- **AIM 1**
Convert the data listing below into a JSON list of strings, one string per line and with no blank lines. Start at the first line of the listing and end after the line that contains "report-icon: × xyxy=(414,86,424,95)".

- **TEXT EXCERPT**
— start —

# Classic fm Hall of Fame 2011



## CaptainAzure (May 2, 2011)

It had *Rachmaninov's 2nd Piano Concerto* as number 1 on the list and Mozart's works featured most of all in the top 100 (18)

Now although I don't like to rank music, as opinions and choices change with my mood every week but I wondered what would make *your* Hall of Fame


----------



## Art Rock (Nov 28, 2009)

01. Mahler: Das Lied von der Erde
02. Schubert: Symphony 8
03. Mahler: Kindertotenlieder
04. Brahms: Clarinet quintet
05. Bruckner: Symphony 9
06. Bach: Cello suites
07. Gorecki: Symphony 3
08. Schubert: String quintet
09. Bach: St Matthew Passion
10. Mahler: Symphony 4
11. Mozart: Clarinet concerto
12. Barber: Knoxville summer of 1915
13. Brahms: A German Requiem
14. Schubert: Die Winterreise
15. Dvorak: Symphony 9
16. Mahler: Symphony 9
17. Mendelssohn: Violin concerto
18. Stravinsky: The rite of spring
19. Alwyn: Lyra angelica
20. Beethoven: Symphony 6
21. Mahler: Rueckert Lieder
22. Faure: Requiem
23. Bach: Toccatas and fugues for organ
24. Strauss: Four last songs
25. Saint Saens: Symphony 3
26. Berlioz: Sinfonie fantastique
27. Brahms: Violin concerto
28. Mendelssohn: Symphony 3
29. Chopin: Nocturnes
30. Berg: Violin concerto


----------



## kv466 (May 18, 2011)

— end —

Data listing
— start —

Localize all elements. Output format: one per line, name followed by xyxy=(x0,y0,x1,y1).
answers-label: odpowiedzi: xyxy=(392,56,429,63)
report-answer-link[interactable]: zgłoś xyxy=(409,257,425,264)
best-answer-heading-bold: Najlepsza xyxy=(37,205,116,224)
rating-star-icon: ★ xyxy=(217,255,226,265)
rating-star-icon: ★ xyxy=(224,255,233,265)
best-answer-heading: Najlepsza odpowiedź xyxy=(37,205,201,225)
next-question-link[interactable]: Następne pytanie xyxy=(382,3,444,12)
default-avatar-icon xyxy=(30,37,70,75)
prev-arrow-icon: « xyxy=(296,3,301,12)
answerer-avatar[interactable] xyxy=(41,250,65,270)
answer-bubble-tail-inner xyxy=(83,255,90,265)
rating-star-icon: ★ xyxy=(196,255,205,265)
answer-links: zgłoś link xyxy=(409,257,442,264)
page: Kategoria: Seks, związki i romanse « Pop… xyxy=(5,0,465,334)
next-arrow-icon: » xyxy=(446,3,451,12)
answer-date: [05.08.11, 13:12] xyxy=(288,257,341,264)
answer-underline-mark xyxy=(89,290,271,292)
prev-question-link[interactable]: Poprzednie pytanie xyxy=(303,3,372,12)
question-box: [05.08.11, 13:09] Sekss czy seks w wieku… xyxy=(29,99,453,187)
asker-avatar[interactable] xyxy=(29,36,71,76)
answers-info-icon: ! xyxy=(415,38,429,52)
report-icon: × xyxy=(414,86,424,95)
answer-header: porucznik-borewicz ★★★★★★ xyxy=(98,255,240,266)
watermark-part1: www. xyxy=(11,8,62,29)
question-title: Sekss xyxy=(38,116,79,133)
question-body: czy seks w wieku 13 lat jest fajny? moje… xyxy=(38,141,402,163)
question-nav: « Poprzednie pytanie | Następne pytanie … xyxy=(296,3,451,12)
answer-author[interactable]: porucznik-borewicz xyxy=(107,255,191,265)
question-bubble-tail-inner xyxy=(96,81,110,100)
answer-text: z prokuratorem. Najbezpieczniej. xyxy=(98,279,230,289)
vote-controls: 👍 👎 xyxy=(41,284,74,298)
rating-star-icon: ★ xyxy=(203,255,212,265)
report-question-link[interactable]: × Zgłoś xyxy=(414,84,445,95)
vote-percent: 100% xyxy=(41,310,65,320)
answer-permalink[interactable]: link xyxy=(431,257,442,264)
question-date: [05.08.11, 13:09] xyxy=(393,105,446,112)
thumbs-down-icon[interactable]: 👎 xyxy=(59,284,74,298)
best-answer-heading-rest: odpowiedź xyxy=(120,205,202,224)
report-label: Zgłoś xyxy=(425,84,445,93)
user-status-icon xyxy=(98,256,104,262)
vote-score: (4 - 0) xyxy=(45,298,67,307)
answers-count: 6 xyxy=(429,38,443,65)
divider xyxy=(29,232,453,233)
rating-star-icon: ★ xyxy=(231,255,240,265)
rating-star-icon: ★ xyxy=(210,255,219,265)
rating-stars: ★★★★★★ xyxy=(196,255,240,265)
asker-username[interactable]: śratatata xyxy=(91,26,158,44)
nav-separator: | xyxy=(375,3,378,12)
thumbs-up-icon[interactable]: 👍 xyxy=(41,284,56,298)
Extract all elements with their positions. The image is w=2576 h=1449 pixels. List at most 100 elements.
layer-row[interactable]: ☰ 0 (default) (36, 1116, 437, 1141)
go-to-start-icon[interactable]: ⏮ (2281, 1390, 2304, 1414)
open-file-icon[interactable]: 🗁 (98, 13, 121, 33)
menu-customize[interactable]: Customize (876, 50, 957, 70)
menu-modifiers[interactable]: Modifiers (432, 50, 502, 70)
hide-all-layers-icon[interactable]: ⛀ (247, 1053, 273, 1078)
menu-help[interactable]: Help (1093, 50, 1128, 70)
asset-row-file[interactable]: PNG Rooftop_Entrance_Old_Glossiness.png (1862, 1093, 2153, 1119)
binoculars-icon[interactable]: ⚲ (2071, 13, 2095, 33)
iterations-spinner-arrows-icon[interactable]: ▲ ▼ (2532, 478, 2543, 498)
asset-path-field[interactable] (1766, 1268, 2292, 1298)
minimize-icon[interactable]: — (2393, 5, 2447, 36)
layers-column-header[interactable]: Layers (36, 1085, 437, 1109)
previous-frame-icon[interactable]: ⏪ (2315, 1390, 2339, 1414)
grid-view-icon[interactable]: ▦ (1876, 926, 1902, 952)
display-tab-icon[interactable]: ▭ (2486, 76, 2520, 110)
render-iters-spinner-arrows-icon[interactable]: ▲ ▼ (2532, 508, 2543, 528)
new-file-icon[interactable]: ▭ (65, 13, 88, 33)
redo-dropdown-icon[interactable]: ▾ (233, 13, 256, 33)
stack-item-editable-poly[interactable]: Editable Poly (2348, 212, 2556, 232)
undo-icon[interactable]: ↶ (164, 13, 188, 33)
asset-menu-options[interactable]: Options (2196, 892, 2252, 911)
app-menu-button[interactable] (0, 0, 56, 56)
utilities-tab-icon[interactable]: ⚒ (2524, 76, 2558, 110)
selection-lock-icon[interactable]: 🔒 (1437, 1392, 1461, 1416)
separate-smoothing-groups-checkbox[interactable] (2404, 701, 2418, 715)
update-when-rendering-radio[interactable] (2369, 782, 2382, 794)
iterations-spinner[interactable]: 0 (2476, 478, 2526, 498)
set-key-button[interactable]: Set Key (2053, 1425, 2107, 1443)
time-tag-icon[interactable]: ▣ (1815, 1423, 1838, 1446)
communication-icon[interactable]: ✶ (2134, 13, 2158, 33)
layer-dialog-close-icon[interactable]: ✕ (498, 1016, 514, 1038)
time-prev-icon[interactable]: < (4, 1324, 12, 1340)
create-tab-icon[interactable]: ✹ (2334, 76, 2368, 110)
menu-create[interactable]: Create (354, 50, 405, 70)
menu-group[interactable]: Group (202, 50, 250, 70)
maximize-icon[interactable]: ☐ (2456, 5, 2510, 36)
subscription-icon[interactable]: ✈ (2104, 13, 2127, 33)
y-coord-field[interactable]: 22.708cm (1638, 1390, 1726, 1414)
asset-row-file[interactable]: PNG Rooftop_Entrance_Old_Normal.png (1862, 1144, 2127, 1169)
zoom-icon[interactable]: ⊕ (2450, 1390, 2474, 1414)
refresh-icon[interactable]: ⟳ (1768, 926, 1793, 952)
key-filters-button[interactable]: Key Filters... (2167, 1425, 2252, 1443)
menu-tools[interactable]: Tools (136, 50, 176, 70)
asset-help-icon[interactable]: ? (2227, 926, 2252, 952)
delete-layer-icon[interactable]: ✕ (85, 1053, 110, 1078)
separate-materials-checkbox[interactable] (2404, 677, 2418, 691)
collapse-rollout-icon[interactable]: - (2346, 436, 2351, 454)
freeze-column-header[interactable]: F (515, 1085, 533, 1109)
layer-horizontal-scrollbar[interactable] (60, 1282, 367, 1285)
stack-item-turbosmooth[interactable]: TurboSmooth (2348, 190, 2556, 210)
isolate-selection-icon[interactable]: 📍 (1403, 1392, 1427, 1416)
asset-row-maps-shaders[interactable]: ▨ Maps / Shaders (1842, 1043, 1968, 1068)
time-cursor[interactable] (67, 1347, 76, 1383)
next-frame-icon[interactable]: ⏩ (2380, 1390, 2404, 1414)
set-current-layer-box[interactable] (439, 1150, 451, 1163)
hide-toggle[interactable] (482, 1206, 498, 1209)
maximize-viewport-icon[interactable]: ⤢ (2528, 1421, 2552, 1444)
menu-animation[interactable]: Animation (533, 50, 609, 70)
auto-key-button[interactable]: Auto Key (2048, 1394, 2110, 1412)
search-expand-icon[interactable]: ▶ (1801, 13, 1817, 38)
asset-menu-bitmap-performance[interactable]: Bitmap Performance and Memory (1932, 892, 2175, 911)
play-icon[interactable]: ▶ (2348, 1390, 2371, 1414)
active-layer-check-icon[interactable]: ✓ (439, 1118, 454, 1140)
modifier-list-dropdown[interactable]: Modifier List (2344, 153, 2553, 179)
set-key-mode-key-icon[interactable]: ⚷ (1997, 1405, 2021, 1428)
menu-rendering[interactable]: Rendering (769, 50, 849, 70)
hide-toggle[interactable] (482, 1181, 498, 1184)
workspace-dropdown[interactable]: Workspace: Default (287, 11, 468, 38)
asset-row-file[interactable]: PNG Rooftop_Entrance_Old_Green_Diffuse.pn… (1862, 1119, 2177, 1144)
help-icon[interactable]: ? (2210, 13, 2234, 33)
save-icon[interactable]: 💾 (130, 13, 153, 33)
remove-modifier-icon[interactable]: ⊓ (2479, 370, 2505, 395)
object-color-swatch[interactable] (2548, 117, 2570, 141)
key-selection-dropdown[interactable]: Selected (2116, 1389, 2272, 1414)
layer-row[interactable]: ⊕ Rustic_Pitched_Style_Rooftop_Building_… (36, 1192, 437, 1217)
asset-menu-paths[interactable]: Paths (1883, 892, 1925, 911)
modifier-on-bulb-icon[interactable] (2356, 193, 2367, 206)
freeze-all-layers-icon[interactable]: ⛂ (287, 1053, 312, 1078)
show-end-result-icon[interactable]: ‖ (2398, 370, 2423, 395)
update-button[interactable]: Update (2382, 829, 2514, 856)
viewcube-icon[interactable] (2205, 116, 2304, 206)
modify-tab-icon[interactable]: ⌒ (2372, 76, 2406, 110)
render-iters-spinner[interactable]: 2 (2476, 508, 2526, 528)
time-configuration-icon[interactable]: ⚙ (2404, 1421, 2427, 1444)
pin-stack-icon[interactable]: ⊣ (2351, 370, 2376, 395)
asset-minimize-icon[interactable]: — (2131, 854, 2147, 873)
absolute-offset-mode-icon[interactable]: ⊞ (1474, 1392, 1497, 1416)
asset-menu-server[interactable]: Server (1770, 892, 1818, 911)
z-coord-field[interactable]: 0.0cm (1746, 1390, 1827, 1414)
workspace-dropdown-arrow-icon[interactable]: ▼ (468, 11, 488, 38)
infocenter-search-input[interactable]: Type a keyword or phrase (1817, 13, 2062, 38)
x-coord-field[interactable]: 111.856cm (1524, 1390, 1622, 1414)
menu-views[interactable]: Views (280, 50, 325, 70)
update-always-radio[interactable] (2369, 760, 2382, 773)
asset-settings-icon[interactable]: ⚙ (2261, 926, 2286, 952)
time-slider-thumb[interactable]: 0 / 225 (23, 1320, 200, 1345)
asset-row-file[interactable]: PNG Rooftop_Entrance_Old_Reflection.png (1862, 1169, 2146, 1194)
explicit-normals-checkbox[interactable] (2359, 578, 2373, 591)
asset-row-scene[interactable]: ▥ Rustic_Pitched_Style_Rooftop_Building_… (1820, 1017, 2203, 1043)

— end —

- **AIM 2**
In the Classic FM Hall of Fame thread, which work was number 1 on the list?

- **WRITTEN SOLUTION 1**
[
  "Localize all elements. Output format: one per line, name followed by xyxy=(x0,y0,x1,y1).",
  "answers-label: odpowiedzi: xyxy=(392,56,429,63)",
  "report-answer-link[interactable]: zgłoś xyxy=(409,257,425,264)",
  "best-answer-heading-bold: Najlepsza xyxy=(37,205,116,224)",
  "rating-star-icon: ★ xyxy=(217,255,226,265)",
  "rating-star-icon: ★ xyxy=(224,255,233,265)",
  "best-answer-heading: Najlepsza odpowiedź xyxy=(37,205,201,225)",
  "next-question-link[interactable]: Następne pytanie xyxy=(382,3,444,12)",
  "default-avatar-icon xyxy=(30,37,70,75)",
  "prev-arrow-icon: « xyxy=(296,3,301,12)",
  "answerer-avatar[interactable] xyxy=(41,250,65,270)",
  "answer-bubble-tail-inner xyxy=(83,255,90,265)",
  "rating-star-icon: ★ xyxy=(196,255,205,265)",
  "answer-links: zgłoś link xyxy=(409,257,442,264)",
  "page: Kategoria: Seks, związki i romanse « Pop… xyxy=(5,0,465,334)",
  "next-arrow-icon: » xyxy=(446,3,451,12)",
  "answer-date: [05.08.11, 13:12] xyxy=(288,257,341,264)",
  "answer-underline-mark xyxy=(89,290,271,292)",
  "prev-question-link[interactable]: Poprzednie pytanie xyxy=(303,3,372,12)",
  "question-box: [05.08.11, 13:09] Sekss czy seks w wieku… xyxy=(29,99,453,187)",
  "asker-avatar[interactable] xyxy=(29,36,71,76)",
  "answers-info-icon: ! xyxy=(415,38,429,52)",
  "report-icon: × xyxy=(414,86,424,95)"
]

- **WRITTEN SOLUTION 2**
Rachmaninov's 2nd Piano Concerto.